## begin
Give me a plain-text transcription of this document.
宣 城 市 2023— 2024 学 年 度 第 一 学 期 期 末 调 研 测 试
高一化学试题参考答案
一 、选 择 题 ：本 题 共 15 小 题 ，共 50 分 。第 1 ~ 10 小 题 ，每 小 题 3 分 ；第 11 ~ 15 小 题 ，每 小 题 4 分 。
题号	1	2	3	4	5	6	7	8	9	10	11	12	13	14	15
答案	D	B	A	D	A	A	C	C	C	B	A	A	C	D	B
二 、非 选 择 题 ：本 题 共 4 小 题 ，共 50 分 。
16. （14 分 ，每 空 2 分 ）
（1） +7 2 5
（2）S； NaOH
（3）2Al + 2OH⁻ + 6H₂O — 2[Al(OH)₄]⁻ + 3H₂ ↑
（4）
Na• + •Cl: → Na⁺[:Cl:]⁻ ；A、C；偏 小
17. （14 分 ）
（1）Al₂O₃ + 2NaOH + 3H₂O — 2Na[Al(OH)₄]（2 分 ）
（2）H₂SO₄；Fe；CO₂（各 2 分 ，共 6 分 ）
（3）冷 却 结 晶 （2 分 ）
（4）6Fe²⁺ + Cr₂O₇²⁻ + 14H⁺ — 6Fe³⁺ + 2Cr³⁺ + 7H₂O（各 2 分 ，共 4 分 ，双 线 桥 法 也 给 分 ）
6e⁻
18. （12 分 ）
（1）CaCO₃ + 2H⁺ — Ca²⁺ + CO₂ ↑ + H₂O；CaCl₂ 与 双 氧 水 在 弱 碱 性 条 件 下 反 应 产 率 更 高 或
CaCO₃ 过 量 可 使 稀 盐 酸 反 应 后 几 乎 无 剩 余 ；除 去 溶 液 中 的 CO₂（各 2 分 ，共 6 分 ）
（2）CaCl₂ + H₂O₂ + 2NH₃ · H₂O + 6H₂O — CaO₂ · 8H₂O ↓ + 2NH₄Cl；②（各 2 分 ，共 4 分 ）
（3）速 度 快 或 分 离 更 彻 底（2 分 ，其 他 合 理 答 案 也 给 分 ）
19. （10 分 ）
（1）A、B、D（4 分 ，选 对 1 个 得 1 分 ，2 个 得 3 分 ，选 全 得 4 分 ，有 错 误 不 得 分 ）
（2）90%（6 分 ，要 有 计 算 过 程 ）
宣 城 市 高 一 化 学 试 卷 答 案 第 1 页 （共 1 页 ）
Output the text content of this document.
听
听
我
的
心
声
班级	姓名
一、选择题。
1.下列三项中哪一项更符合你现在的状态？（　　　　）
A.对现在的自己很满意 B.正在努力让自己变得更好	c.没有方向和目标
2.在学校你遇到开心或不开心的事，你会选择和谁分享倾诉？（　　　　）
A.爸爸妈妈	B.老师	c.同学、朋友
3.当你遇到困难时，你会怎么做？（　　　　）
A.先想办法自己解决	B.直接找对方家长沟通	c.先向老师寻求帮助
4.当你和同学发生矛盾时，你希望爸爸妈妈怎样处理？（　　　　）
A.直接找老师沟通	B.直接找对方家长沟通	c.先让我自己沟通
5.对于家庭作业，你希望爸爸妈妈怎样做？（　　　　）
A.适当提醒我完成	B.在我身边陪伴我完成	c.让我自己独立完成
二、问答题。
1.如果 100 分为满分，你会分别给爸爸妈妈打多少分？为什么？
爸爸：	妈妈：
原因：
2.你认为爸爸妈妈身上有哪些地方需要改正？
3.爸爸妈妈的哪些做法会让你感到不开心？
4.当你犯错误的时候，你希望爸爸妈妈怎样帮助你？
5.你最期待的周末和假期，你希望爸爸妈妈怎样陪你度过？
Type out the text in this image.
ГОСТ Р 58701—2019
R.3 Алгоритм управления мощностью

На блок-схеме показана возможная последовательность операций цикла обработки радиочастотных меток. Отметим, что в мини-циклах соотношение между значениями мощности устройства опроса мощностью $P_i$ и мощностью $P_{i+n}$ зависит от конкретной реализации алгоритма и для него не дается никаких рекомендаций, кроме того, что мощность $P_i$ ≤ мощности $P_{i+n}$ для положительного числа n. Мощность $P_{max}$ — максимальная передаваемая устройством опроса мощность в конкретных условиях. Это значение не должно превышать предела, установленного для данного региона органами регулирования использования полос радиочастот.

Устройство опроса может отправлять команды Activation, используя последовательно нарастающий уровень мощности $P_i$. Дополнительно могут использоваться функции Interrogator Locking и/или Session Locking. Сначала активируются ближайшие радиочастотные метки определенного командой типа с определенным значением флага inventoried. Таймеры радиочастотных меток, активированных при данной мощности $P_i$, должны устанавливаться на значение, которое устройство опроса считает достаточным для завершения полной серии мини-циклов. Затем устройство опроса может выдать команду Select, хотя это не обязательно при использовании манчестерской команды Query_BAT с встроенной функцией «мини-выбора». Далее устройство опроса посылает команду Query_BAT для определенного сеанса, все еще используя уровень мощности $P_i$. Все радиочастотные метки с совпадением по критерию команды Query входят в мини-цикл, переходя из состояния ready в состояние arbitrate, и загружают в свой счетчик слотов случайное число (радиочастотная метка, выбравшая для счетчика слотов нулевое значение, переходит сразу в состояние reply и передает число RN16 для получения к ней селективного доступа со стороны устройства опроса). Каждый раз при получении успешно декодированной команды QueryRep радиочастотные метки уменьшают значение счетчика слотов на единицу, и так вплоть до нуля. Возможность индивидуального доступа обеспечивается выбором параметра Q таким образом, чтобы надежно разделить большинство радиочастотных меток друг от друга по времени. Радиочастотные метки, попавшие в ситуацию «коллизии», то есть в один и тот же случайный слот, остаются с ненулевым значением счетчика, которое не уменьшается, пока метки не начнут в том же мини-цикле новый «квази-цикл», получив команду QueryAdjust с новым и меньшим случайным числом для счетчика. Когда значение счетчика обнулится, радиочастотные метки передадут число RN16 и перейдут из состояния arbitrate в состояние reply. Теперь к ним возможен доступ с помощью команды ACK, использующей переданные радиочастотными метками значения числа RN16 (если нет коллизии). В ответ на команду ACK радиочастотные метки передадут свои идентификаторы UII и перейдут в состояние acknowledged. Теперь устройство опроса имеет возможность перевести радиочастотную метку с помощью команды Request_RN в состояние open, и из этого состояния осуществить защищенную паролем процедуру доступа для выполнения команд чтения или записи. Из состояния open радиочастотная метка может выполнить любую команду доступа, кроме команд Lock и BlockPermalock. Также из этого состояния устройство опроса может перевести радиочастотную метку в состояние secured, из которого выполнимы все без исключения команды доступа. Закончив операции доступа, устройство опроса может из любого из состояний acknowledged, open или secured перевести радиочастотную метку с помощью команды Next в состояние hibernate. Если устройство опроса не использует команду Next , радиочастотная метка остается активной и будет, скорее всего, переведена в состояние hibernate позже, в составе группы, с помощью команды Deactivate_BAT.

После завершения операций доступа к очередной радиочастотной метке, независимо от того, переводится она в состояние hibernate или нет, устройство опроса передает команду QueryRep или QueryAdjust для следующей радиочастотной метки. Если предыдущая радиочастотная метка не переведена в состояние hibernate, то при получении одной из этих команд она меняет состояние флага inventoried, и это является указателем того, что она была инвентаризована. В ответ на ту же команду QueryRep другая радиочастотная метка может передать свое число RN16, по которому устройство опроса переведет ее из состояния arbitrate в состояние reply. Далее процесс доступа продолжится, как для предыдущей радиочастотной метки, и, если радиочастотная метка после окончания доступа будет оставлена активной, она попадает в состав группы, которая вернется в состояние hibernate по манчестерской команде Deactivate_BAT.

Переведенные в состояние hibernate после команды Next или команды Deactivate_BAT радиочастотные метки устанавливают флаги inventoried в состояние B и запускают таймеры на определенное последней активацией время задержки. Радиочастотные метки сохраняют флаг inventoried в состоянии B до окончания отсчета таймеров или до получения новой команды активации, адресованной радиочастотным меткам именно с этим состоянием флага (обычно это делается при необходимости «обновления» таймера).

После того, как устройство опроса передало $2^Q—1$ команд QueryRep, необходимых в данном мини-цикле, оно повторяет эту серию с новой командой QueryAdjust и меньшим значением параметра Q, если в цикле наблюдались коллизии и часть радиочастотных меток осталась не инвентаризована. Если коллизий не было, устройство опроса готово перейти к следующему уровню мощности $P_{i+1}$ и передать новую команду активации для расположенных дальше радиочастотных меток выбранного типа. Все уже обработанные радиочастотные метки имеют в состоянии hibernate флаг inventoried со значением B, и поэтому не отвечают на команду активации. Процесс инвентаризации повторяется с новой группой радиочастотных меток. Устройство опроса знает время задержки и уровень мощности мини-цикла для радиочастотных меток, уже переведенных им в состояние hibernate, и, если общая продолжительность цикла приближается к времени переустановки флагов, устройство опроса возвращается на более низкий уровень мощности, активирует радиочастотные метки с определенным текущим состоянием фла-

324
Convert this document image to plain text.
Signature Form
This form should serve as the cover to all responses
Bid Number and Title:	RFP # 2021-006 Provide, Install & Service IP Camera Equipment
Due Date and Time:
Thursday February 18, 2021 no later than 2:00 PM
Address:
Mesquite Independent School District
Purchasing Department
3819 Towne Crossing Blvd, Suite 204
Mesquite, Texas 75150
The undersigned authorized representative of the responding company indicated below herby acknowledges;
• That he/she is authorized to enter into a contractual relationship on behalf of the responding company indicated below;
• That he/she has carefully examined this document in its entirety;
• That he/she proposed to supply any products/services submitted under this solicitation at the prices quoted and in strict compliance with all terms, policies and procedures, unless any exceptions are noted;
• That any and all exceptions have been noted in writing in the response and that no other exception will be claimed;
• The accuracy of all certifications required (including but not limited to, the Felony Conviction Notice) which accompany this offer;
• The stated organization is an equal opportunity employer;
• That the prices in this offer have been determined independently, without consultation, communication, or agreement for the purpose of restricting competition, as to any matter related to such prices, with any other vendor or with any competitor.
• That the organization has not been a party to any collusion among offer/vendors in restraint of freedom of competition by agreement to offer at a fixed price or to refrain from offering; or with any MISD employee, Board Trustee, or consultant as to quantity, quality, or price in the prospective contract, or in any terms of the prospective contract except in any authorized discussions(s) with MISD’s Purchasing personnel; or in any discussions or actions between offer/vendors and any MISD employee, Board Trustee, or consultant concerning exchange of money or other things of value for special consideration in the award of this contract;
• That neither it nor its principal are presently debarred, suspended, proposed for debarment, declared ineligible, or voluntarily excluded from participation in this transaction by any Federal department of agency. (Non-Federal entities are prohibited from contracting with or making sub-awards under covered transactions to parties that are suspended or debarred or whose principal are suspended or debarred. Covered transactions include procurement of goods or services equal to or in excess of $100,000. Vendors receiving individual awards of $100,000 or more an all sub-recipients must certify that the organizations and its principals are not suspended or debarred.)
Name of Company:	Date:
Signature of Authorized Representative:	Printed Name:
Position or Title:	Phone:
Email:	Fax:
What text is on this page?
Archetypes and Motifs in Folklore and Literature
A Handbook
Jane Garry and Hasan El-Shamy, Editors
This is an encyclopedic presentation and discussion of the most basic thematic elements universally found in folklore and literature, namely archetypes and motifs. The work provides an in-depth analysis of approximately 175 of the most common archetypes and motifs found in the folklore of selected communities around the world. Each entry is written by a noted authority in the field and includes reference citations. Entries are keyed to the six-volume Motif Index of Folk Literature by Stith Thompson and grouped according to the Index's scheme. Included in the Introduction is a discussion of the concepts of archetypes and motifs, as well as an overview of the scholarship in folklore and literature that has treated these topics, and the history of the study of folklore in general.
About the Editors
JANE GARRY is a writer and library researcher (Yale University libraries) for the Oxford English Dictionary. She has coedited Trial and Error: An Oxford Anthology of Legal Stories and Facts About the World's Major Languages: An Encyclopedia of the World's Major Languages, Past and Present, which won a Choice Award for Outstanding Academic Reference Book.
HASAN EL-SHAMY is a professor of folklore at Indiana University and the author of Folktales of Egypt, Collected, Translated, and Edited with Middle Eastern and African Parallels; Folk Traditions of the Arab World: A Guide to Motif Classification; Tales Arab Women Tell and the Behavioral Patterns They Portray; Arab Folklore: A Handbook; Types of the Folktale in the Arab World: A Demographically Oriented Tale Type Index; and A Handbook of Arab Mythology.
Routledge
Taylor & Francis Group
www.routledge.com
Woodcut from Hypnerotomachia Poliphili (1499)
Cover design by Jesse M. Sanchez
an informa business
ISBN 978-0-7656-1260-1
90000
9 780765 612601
## end
#### WHAT IS ASKED:
In the records shown above, how many lines include the word "Date"? Answer with the number only.

#### WRITTEN RESPONSE:
2